Goal: Reproduce the listing below without any change.

Extracted entries:
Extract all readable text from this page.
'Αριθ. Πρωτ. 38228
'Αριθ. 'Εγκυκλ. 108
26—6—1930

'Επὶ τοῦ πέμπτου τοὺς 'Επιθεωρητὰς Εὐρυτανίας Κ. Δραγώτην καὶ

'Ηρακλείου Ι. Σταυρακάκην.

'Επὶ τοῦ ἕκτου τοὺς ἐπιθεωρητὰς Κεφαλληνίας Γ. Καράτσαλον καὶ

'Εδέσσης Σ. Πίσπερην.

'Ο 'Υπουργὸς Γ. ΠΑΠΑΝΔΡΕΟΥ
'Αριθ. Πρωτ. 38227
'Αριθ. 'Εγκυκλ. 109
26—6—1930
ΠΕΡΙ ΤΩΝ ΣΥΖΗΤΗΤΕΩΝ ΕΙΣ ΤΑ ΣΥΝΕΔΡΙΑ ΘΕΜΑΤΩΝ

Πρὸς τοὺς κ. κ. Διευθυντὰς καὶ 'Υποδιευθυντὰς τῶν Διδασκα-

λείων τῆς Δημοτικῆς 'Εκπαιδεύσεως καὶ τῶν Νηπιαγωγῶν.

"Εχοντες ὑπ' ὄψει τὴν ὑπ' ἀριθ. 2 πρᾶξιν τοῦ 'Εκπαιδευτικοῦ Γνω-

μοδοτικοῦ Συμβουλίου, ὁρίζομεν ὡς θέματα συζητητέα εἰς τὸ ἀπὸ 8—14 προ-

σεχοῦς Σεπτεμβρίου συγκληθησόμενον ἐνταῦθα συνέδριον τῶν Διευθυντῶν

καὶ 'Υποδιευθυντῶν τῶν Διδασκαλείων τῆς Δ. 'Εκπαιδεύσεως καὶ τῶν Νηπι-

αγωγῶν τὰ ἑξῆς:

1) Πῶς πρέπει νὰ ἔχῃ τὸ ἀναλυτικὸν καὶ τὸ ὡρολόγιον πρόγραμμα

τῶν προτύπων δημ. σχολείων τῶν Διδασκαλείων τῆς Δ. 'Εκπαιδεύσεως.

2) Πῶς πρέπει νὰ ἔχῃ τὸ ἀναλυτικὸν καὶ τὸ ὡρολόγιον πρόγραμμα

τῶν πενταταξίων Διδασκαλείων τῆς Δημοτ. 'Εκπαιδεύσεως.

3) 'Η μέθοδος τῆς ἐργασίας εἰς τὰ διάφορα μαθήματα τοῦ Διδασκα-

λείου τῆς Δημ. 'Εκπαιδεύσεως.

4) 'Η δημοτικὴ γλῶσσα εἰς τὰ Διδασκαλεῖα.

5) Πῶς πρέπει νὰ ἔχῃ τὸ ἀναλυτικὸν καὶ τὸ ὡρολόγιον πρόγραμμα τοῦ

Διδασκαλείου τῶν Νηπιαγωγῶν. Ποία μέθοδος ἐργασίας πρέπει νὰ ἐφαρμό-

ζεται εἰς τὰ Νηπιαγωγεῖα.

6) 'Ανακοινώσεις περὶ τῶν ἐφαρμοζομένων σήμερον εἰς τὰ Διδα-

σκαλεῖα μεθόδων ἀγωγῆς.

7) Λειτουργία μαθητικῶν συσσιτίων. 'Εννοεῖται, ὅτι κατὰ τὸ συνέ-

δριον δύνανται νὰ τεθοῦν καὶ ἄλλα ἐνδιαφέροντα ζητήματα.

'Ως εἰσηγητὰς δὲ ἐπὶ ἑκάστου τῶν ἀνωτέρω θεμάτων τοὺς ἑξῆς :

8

Solution for this exercise:
Extract all readable text from this page.
'Αριθ. Πρωτ. 38228
'Αριθ. 'Εγκυκλ. 108
26—6—1930

'Επὶ τοῦ πέμπτου τοὺς 'Επιθεωρητὰς Εὐρυτανίας Κ. Δραγώτην καὶ

'Ηρακλείου Ι. Σταυρακάκην.

'Επὶ τοῦ ἕκτου τοὺς ἐπιθεωρητὰς Κεφαλληνίας Γ. Καράτσαλον καὶ

'Εδέσσης Σ. Πίσπερην.

'Ο 'Υπουργὸς Γ. ΠΑΠΑΝΔΡΕΟΥ
'Αριθ. Πρωτ. 38227
'Αριθ. 'Εγκυκλ. 109
26—6—1930
ΠΕΡΙ ΤΩΝ ΣΥΖΗΤΗΤΕΩΝ ΕΙΣ ΤΑ ΣΥΝΕΔΡΙΑ ΘΕΜΑΤΩΝ

Πρὸς τοὺς κ. κ. Διευθυντὰς καὶ 'Υποδιευθυντὰς τῶν Διδασκα-

λείων τῆς Δημοτικῆς 'Εκπαιδεύσεως καὶ τῶν Νηπιαγωγῶν.

"Εχοντες ὑπ' ὄψει τὴν ὑπ' ἀριθ. 2 πρᾶξιν τοῦ 'Εκπαιδευτικοῦ Γνω-

μοδοτικοῦ Συμβουλίου, ὁρίζομεν ὡς θέματα συζητητέα εἰς τὸ ἀπὸ 8—14 προ-

σεχοῦς Σεπτεμβρίου συγκληθησόμενον ἐνταῦθα συνέδριον τῶν Διευθυντῶν

καὶ 'Υποδιευθυντῶν τῶν Διδασκαλείων τῆς Δ. 'Εκπαιδεύσεως καὶ τῶν Νηπι-

αγωγῶν τὰ ἑξῆς:

1) Πῶς πρέπει νὰ ἔχῃ τὸ ἀναλυτικὸν καὶ τὸ ὡρολόγιον πρόγραμμα

τῶν προτύπων δημ. σχολείων τῶν Διδασκαλείων τῆς Δ. 'Εκπαιδεύσεως.

2) Πῶς πρέπει νὰ ἔχῃ τὸ ἀναλυτικὸν καὶ τὸ ὡρολόγιον πρόγραμμα

τῶν πενταταξίων Διδασκαλείων τῆς Δημοτ. 'Εκπαιδεύσεως.

3) 'Η μέθοδος τῆς ἐργασίας εἰς τὰ διάφορα μαθήματα τοῦ Διδασκα-

λείου τῆς Δημ. 'Εκπαιδεύσεως.

4) 'Η δημοτικὴ γλῶσσα εἰς τὰ Διδασκαλεῖα.

5) Πῶς πρέπει νὰ ἔχῃ τὸ ἀναλυτικὸν καὶ τὸ ὡρολόγιον πρόγραμμα τοῦ

Διδασκαλείου τῶν Νηπιαγωγῶν. Ποία μέθοδος ἐργασίας πρέπει νὰ ἐφαρμό-

ζεται εἰς τὰ Νηπιαγωγεῖα.

6) 'Ανακοινώσεις περὶ τῶν ἐφαρμοζομένων σήμερον εἰς τὰ Διδα-

σκαλεῖα μεθόδων ἀγωγῆς.

7) Λειτουργία μαθητικῶν συσσιτίων. 'Εννοεῖται, ὅτι κατὰ τὸ συνέ-

δριον δύνανται νὰ τεθοῦν καὶ ἄλλα ἐνδιαφέροντα ζητήματα.

'Ως εἰσηγητὰς δὲ ἐπὶ ἑκάστου τῶν ἀνωτέρω θεμάτων τοὺς ἑξῆς :

8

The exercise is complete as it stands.